-- start Given passage --

Optimizations

This is a non-exhaustive set of notes to document the various optimizations that are incorporated in GAL.

Compilation time

  • Multivector compile-time representations are templated based on the algebra they reside in (metric + basis) and the size of its constituent compile-time expressions. Representing multivectors as typechains (the traditional approach) is completely untenable for non-trivial work (your compiler will quickly run out of both time and memory).
  • Internally, multivectors contain three flat (compile-time constant expression) arrays refering to indeterminates, monomials, and polynomials. Monomials have a count and offset into the indeterminates array, and polynomials (multivector terms) have a count and offset into the monomials array. All arrays are sorted according to well-ordering defined on each (indterminates, monomials, and terms) so that operations like summation, multiplication, etc occur with minimal algorithmic complexity.
  • Function template instantiation is kept to a minimum, and use of SFINAE, no matter how convenient, is forbidden.
  • The final reification does NOT rely on constexpr expansion because this would introduce a function call that the compiler cannot reasonably inline (affects final performance by 10x!). This is done in a type expansion instead at the cost of some compile-time performance.
  • Compile-time rational addition and multiplication is guarded against overflows carefully and if an overflow is about to occur, mediant approximation is used.
  • Exponentiation is unrolled out compile time using binary right-to-left expansion since the exponent itself is known at compile time. When fractional exponents are present, a single call to std::pow is used instead.

-- end Given passage --
-- start Record list --

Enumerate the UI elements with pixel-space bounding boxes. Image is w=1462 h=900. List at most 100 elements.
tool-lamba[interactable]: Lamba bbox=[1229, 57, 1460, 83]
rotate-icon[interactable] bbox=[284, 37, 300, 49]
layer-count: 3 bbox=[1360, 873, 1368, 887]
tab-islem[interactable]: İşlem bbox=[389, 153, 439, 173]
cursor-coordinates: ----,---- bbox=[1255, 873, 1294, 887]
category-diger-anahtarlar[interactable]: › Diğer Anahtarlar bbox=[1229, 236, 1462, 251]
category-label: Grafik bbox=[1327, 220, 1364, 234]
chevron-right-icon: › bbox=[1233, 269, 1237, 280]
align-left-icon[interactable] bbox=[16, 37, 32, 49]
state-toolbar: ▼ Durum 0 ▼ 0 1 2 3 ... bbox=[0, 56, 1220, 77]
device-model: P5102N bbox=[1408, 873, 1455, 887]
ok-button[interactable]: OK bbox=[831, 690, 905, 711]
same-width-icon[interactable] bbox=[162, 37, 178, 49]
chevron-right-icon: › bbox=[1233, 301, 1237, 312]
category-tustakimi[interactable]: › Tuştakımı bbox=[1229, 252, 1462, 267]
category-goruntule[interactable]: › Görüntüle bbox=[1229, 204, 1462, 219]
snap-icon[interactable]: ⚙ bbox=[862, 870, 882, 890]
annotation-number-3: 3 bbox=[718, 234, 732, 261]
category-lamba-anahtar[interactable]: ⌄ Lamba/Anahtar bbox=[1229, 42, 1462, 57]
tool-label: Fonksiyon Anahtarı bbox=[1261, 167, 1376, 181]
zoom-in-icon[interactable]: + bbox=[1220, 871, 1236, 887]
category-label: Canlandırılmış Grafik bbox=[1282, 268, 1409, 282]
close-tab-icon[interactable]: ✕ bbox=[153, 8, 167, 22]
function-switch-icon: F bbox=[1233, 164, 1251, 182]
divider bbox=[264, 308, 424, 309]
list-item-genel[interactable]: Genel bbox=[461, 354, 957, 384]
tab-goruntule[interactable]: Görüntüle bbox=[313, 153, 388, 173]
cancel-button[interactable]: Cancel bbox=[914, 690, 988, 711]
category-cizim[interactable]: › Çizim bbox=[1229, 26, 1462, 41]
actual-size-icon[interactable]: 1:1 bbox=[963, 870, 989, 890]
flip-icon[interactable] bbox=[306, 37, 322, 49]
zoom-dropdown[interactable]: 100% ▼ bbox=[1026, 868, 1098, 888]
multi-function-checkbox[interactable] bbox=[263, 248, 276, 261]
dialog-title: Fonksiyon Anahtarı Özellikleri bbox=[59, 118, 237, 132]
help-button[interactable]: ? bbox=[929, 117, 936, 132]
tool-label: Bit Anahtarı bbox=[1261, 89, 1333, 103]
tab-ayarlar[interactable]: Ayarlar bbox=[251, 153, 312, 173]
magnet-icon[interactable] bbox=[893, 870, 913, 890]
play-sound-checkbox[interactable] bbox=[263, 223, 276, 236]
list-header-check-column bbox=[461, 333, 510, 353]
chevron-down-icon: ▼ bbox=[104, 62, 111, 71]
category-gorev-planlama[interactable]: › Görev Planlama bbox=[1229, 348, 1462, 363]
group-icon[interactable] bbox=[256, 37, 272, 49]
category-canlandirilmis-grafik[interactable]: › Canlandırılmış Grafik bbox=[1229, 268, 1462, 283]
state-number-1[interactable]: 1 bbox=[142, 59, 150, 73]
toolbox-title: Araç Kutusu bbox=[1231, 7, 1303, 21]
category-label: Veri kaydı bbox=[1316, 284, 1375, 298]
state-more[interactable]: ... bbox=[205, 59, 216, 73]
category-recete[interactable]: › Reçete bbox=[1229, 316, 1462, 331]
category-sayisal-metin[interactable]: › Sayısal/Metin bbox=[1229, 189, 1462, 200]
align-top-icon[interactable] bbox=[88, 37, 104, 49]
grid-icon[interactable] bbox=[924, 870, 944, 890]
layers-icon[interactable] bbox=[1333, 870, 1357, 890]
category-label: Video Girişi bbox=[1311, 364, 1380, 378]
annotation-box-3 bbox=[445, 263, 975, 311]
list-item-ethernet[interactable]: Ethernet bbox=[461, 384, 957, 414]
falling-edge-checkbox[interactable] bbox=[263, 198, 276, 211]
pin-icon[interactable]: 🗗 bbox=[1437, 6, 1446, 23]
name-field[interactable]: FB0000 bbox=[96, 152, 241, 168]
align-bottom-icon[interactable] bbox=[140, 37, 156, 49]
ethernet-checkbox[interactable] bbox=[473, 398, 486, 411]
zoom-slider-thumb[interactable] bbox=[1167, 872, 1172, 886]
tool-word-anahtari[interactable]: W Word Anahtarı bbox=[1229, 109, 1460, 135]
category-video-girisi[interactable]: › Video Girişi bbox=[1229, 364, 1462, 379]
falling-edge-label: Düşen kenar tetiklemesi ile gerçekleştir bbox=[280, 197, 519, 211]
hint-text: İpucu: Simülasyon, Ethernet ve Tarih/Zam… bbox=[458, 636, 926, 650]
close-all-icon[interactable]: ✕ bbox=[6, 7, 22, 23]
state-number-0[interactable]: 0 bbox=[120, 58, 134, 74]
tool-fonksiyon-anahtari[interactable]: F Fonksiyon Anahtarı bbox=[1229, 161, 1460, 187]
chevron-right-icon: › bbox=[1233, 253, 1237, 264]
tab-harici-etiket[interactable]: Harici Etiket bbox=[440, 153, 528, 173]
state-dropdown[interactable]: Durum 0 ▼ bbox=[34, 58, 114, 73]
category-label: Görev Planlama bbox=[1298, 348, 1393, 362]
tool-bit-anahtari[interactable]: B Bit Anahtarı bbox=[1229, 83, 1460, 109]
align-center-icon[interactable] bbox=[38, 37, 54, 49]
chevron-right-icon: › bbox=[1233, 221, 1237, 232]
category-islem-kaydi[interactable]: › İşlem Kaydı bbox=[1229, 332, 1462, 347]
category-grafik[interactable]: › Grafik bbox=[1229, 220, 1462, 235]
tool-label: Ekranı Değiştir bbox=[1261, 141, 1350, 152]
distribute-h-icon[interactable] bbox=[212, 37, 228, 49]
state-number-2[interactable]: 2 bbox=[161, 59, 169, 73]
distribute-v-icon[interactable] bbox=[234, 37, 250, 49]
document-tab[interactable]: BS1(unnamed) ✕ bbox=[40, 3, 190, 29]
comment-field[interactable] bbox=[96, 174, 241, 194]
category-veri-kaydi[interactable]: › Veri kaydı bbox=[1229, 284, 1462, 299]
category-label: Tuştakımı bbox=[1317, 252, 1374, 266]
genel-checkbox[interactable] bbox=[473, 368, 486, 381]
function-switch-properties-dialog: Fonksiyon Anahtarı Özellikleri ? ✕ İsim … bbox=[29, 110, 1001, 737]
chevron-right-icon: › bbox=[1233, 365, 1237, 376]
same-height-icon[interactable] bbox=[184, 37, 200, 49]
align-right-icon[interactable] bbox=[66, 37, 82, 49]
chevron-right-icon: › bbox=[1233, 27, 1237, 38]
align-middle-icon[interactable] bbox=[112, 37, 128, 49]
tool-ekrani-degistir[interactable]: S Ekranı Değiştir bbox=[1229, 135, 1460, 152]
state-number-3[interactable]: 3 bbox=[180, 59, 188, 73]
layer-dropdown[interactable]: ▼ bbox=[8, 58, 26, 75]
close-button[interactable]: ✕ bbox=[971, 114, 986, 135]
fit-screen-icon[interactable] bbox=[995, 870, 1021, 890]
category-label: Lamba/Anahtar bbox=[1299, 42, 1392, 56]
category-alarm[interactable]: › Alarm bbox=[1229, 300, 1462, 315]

-- end Record list --

■ Problems to work on
1. Using the GAL optimization notes, answer the following:
(a) What does each monomial hold that refers into the indeterminates array?
(b) Which approximation is used when compile-time rational addition or multiplication is about to overflow?
(c) What is used in place of unrolled exponentiation when fractional exponents are present?
2. Carry on the GAL optimization notes from the point where they stop.

■ Answers for the tasks
1.
(a) A count and an offset into the indeterminates array.
(b) Mediant approximation.
(c) A single call to std::pow.

2.
  • GAL is extremely careful about how its headers are organized so that the parser has minimal work to do. In particular, GAL does whatever it can to avoid the inclusion of system headers unless absolutely necessary. The substitutions made for leaner classes do not show up in the final build (they are only used for intermediate computation) and are measurably quicker to compile.

Runtime

  • Because expressions are reduced first over the field of rational coefficients in the polynomial ring of finitely generated indeterminates (the expression inputs), term cancellation occurs exactly.
  • When terms would not appear in the final computed result, no instructions are generated.
  • If terms drop out in the final result, the type the computation is reified to does not include that term (reflected in sizeof(result)).
  • When converting an entity result into a concrete entity that has a greater size, a zero is written to the unoccupied terms as cheaply as possible (this is just zero-initialization).
  • All expression computation is zero-copy, meaning it is up to the compiler if it wishes to rearrange the data (e.g. in SIMD registers).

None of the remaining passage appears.